**Work to complete:**
Find the lines holding the word "name" and collect them.

----- Dataset entries -----

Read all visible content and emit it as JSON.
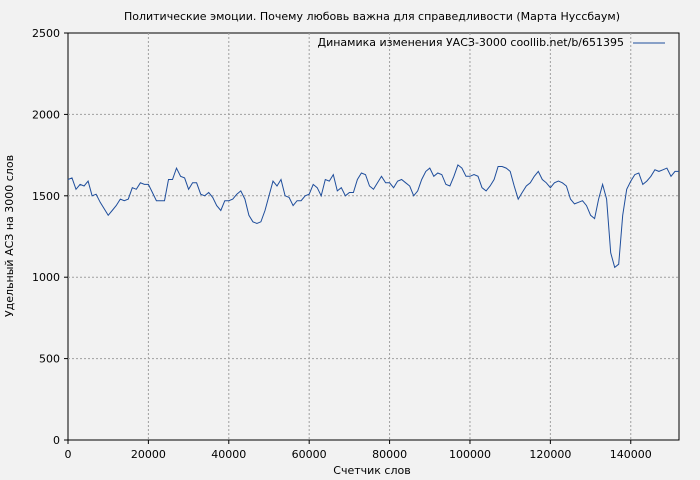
{
  "chart_data": {
    "type": "line",
    "title": "Политические эмоции. Почему любовь важна для справедливости (Марта Нуссбаум)",
    "xlabel": "Счетчик слов",
    "ylabel": "Удельный АСЗ на 3000 слов",
    "xlim": [
      0,
      152000
    ],
    "ylim": [
      0,
      2500
    ],
    "x_ticks": [
      0,
      20000,
      40000,
      60000,
      80000,
      100000,
      120000,
      140000
    ],
    "x_tick_labels": [
      "0",
      "20000",
      "40000",
      "60000",
      "80000",
      "100000",
      "120000",
      "140000"
    ],
    "y_ticks": [
      0,
      500,
      1000,
      1500,
      2000,
      2500
    ],
    "y_tick_labels": [
      "0",
      "500",
      "1000",
      "1500",
      "2000",
      "2500"
    ],
    "grid": true,
    "legend_position": "top-right",
    "series": [
      {
        "name": "Динамика изменения УАСЗ-3000 coollib.net/b/651395",
        "color": "#1f4e9c",
        "x": [
          0,
          1000,
          2000,
          3000,
          4000,
          5000,
          6000,
          7000,
          8000,
          9000,
          10000,
          11000,
          12000,
          13000,
          14000,
          15000,
          16000,
          17000,
          18000,
          19000,
          20000,
          21000,
          22000,
          23000,
          24000,
          25000,
          26000,
          27000,
          28000,
          29000,
          30000,
          31000,
          32000,
          33000,
          34000,
          35000,
          36000,
          37000,
          38000,
          39000,
          40000,
          41000,
          42000,
          43000,
          44000,
          45000,
          46000,
          47000,
          48000,
          49000,
          50000,
          51000,
          52000,
          53000,
          54000,
          55000,
          56000,
          57000,
          58000,
          59000,
          60000,
          61000,
          62000,
          63000,
          64000,
          65000,
          66000,
          67000,
          68000,
          69000,
          70000,
          71000,
          72000,
          73000,
          74000,
          75000,
          76000,
          77000,
          78000,
          79000,
          80000,
          81000,
          82000,
          83000,
          84000,
          85000,
          86000,
          87000,
          88000,
          89000,
          90000,
          91000,
          92000,
          93000,
          94000,
          95000,
          96000,
          97000,
          98000,
          99000,
          100000,
          101000,
          102000,
          103000,
          104000,
          105000,
          106000,
          107000,
          108000,
          109000,
          110000,
          111000,
          112000,
          113000,
          114000,
          115000,
          116000,
          117000,
          118000,
          119000,
          120000,
          121000,
          122000,
          123000,
          124000,
          125000,
          126000,
          127000,
          128000,
          129000,
          130000,
          131000,
          132000,
          133000,
          134000,
          135000,
          136000,
          137000,
          138000,
          139000,
          140000,
          141000,
          142000,
          143000,
          144000,
          145000,
          146000,
          147000,
          148000,
          149000,
          150000,
          151000,
          152000
        ],
        "values": [
          1600,
          1610,
          1540,
          1570,
          1560,
          1590,
          1500,
          1510,
          1460,
          1420,
          1380,
          1410,
          1440,
          1480,
          1470,
          1480,
          1550,
          1540,
          1580,
          1570,
          1570,
          1520,
          1470,
          1470,
          1470,
          1600,
          1600,
          1670,
          1620,
          1610,
          1540,
          1580,
          1580,
          1510,
          1500,
          1520,
          1490,
          1440,
          1410,
          1470,
          1470,
          1480,
          1510,
          1530,
          1480,
          1380,
          1340,
          1330,
          1340,
          1410,
          1500,
          1590,
          1560,
          1600,
          1500,
          1490,
          1440,
          1470,
          1470,
          1500,
          1510,
          1570,
          1550,
          1500,
          1600,
          1590,
          1630,
          1530,
          1550,
          1500,
          1520,
          1520,
          1600,
          1640,
          1630,
          1560,
          1540,
          1580,
          1620,
          1580,
          1580,
          1550,
          1590,
          1600,
          1580,
          1560,
          1500,
          1530,
          1600,
          1650,
          1670,
          1620,
          1640,
          1630,
          1570,
          1560,
          1620,
          1690,
          1670,
          1620,
          1620,
          1630,
          1620,
          1550,
          1530,
          1560,
          1600,
          1680,
          1680,
          1670,
          1650,
          1560,
          1480,
          1520,
          1560,
          1580,
          1620,
          1650,
          1600,
          1580,
          1550,
          1580,
          1590,
          1580,
          1560,
          1480,
          1450,
          1460,
          1470,
          1440,
          1380,
          1360,
          1480,
          1570,
          1480,
          1150,
          1060,
          1080,
          1380,
          1540,
          1590,
          1630,
          1640,
          1570,
          1590,
          1620,
          1660,
          1650,
          1660,
          1670,
          1620,
          1650,
          1650
        ]
      }
    ]
  }
}
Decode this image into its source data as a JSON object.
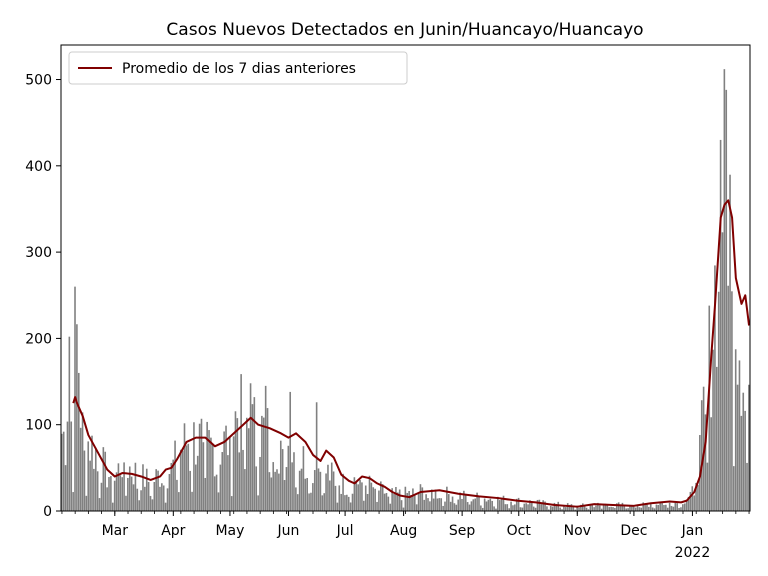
{
  "chart_data": {
    "type": "bar",
    "title": "Casos Nuevos Detectados en Junin/Huancayo/Huancayo",
    "xlabel": "",
    "ylabel": "",
    "x_start": "2021-02-01",
    "x_end": "2022-01-31",
    "ylim": [
      0,
      540
    ],
    "y_ticks": [
      0,
      100,
      200,
      300,
      400,
      500
    ],
    "x_ticks": [
      {
        "date": "2021-03-01",
        "label": "Mar"
      },
      {
        "date": "2021-04-01",
        "label": "Apr"
      },
      {
        "date": "2021-05-01",
        "label": "May"
      },
      {
        "date": "2021-06-01",
        "label": "Jun"
      },
      {
        "date": "2021-07-01",
        "label": "Jul"
      },
      {
        "date": "2021-08-01",
        "label": "Aug"
      },
      {
        "date": "2021-09-01",
        "label": "Sep"
      },
      {
        "date": "2021-10-01",
        "label": "Oct"
      },
      {
        "date": "2021-11-01",
        "label": "Nov"
      },
      {
        "date": "2021-12-01",
        "label": "Dec"
      },
      {
        "date": "2022-01-01",
        "label": "Jan",
        "sublabel": "2022"
      }
    ],
    "grid": false,
    "legend_position": "top-left",
    "bar_color": "#808080",
    "line_color": "#800000",
    "legend": [
      {
        "name": "Promedio de los 7 dias anteriores",
        "color": "#800000"
      }
    ],
    "daily_keypoints": [
      [
        "2021-02-01",
        95
      ],
      [
        "2021-02-03",
        88
      ],
      [
        "2021-02-05",
        200
      ],
      [
        "2021-02-07",
        110
      ],
      [
        "2021-02-08",
        260
      ],
      [
        "2021-02-10",
        160
      ],
      [
        "2021-02-12",
        95
      ],
      [
        "2021-02-15",
        85
      ],
      [
        "2021-02-20",
        70
      ],
      [
        "2021-02-25",
        45
      ],
      [
        "2021-03-01",
        40
      ],
      [
        "2021-03-05",
        60
      ],
      [
        "2021-03-10",
        50
      ],
      [
        "2021-03-15",
        42
      ],
      [
        "2021-03-20",
        35
      ],
      [
        "2021-03-25",
        45
      ],
      [
        "2021-03-31",
        50
      ],
      [
        "2021-04-05",
        75
      ],
      [
        "2021-04-10",
        90
      ],
      [
        "2021-04-15",
        85
      ],
      [
        "2021-04-20",
        80
      ],
      [
        "2021-04-25",
        75
      ],
      [
        "2021-05-01",
        90
      ],
      [
        "2021-05-05",
        120
      ],
      [
        "2021-05-10",
        105
      ],
      [
        "2021-05-15",
        100
      ],
      [
        "2021-05-20",
        95
      ],
      [
        "2021-05-25",
        85
      ],
      [
        "2021-06-01",
        80
      ],
      [
        "2021-06-05",
        70
      ],
      [
        "2021-06-10",
        60
      ],
      [
        "2021-06-15",
        55
      ],
      [
        "2021-06-20",
        50
      ],
      [
        "2021-06-25",
        40
      ],
      [
        "2021-07-01",
        32
      ],
      [
        "2021-07-05",
        38
      ],
      [
        "2021-07-10",
        36
      ],
      [
        "2021-07-15",
        30
      ],
      [
        "2021-07-20",
        25
      ],
      [
        "2021-07-25",
        20
      ],
      [
        "2021-08-01",
        20
      ],
      [
        "2021-08-10",
        24
      ],
      [
        "2021-08-20",
        22
      ],
      [
        "2021-09-01",
        18
      ],
      [
        "2021-09-15",
        15
      ],
      [
        "2021-10-01",
        12
      ],
      [
        "2021-10-15",
        9
      ],
      [
        "2021-11-01",
        6
      ],
      [
        "2021-11-15",
        8
      ],
      [
        "2021-12-01",
        7
      ],
      [
        "2021-12-15",
        10
      ],
      [
        "2021-12-25",
        10
      ],
      [
        "2021-12-31",
        20
      ],
      [
        "2022-01-05",
        70
      ],
      [
        "2022-01-10",
        180
      ],
      [
        "2022-01-14",
        300
      ],
      [
        "2022-01-17",
        420
      ],
      [
        "2022-01-19",
        480
      ],
      [
        "2022-01-21",
        350
      ],
      [
        "2022-01-24",
        260
      ],
      [
        "2022-01-27",
        200
      ],
      [
        "2022-01-31",
        150
      ]
    ],
    "daily_labeled_peaks": [
      [
        "2021-02-08",
        260
      ],
      [
        "2021-02-05",
        202
      ],
      [
        "2021-02-10",
        160
      ],
      [
        "2021-05-12",
        148
      ],
      [
        "2021-05-20",
        145
      ],
      [
        "2021-06-02",
        138
      ],
      [
        "2021-06-16",
        126
      ],
      [
        "2022-01-18",
        512
      ],
      [
        "2022-01-19",
        488
      ],
      [
        "2022-01-16",
        430
      ]
    ],
    "rolling_avg_keypoints": [
      [
        "2021-02-07",
        125
      ],
      [
        "2021-02-08",
        132
      ],
      [
        "2021-02-09",
        125
      ],
      [
        "2021-02-12",
        110
      ],
      [
        "2021-02-15",
        88
      ],
      [
        "2021-02-20",
        68
      ],
      [
        "2021-02-25",
        48
      ],
      [
        "2021-03-01",
        40
      ],
      [
        "2021-03-05",
        44
      ],
      [
        "2021-03-10",
        43
      ],
      [
        "2021-03-15",
        40
      ],
      [
        "2021-03-20",
        36
      ],
      [
        "2021-03-25",
        40
      ],
      [
        "2021-03-28",
        48
      ],
      [
        "2021-03-31",
        50
      ],
      [
        "2021-04-03",
        60
      ],
      [
        "2021-04-08",
        80
      ],
      [
        "2021-04-13",
        85
      ],
      [
        "2021-04-18",
        85
      ],
      [
        "2021-04-23",
        75
      ],
      [
        "2021-04-28",
        80
      ],
      [
        "2021-05-03",
        90
      ],
      [
        "2021-05-08",
        100
      ],
      [
        "2021-05-12",
        108
      ],
      [
        "2021-05-16",
        100
      ],
      [
        "2021-05-22",
        96
      ],
      [
        "2021-05-28",
        90
      ],
      [
        "2021-06-01",
        85
      ],
      [
        "2021-06-05",
        90
      ],
      [
        "2021-06-10",
        80
      ],
      [
        "2021-06-14",
        65
      ],
      [
        "2021-06-18",
        58
      ],
      [
        "2021-06-21",
        70
      ],
      [
        "2021-06-25",
        62
      ],
      [
        "2021-06-29",
        42
      ],
      [
        "2021-07-03",
        35
      ],
      [
        "2021-07-06",
        32
      ],
      [
        "2021-07-10",
        40
      ],
      [
        "2021-07-14",
        38
      ],
      [
        "2021-07-18",
        32
      ],
      [
        "2021-07-22",
        28
      ],
      [
        "2021-07-26",
        22
      ],
      [
        "2021-07-30",
        18
      ],
      [
        "2021-08-04",
        16
      ],
      [
        "2021-08-10",
        22
      ],
      [
        "2021-08-20",
        24
      ],
      [
        "2021-08-30",
        20
      ],
      [
        "2021-09-10",
        17
      ],
      [
        "2021-09-20",
        15
      ],
      [
        "2021-09-30",
        12
      ],
      [
        "2021-10-10",
        10
      ],
      [
        "2021-10-20",
        7
      ],
      [
        "2021-11-01",
        5
      ],
      [
        "2021-11-10",
        8
      ],
      [
        "2021-11-20",
        7
      ],
      [
        "2021-12-01",
        6
      ],
      [
        "2021-12-10",
        9
      ],
      [
        "2021-12-20",
        11
      ],
      [
        "2021-12-26",
        10
      ],
      [
        "2021-12-29",
        12
      ],
      [
        "2022-01-02",
        22
      ],
      [
        "2022-01-05",
        40
      ],
      [
        "2022-01-08",
        80
      ],
      [
        "2022-01-11",
        180
      ],
      [
        "2022-01-13",
        240
      ],
      [
        "2022-01-16",
        340
      ],
      [
        "2022-01-18",
        355
      ],
      [
        "2022-01-20",
        360
      ],
      [
        "2022-01-22",
        340
      ],
      [
        "2022-01-24",
        270
      ],
      [
        "2022-01-27",
        240
      ],
      [
        "2022-01-29",
        250
      ],
      [
        "2022-01-31",
        215
      ]
    ]
  }
}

-----

**Written solution:**
        "name": "Динамика изменения УАСЗ-3000 coollib.net/b/651395",
        "name": "Promedio de los 7 dias anteriores",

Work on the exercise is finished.